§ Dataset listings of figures
# # #

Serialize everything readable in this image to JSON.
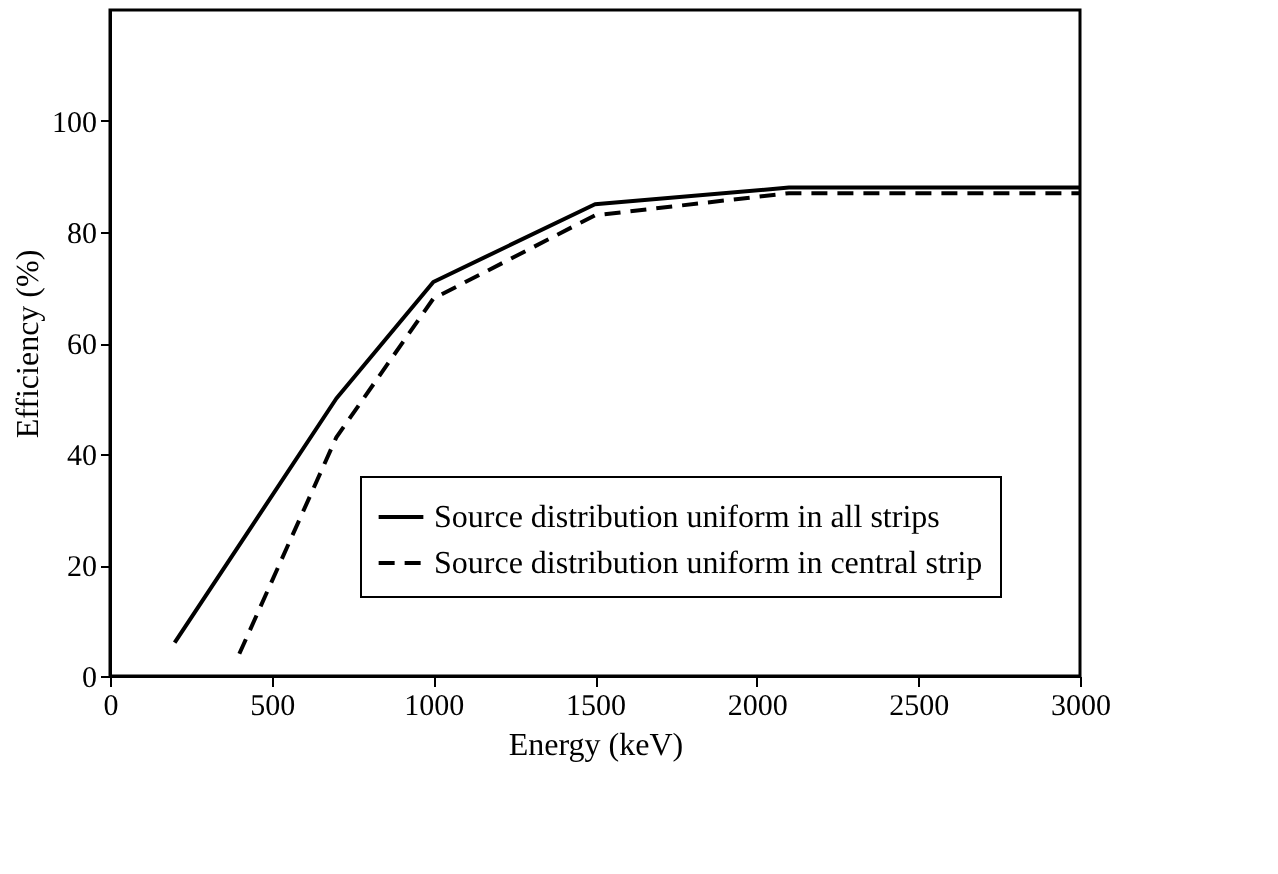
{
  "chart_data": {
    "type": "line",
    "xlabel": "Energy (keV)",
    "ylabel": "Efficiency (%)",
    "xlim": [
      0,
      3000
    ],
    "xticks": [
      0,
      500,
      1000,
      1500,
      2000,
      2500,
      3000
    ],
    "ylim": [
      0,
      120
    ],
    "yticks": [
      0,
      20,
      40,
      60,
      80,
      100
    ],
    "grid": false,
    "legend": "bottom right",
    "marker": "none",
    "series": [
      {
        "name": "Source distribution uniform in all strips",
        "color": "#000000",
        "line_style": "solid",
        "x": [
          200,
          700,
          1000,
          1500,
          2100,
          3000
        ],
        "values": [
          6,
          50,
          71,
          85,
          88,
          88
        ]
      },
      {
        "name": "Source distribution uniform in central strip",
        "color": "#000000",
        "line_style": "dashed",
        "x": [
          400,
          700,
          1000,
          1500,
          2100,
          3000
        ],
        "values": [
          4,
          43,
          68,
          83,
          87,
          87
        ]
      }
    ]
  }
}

# # #

§ Your task
Return all lines containing "distribution".

§ Result
        "name": "Source distribution uniform in all strips",
        "name": "Source distribution uniform in central strip",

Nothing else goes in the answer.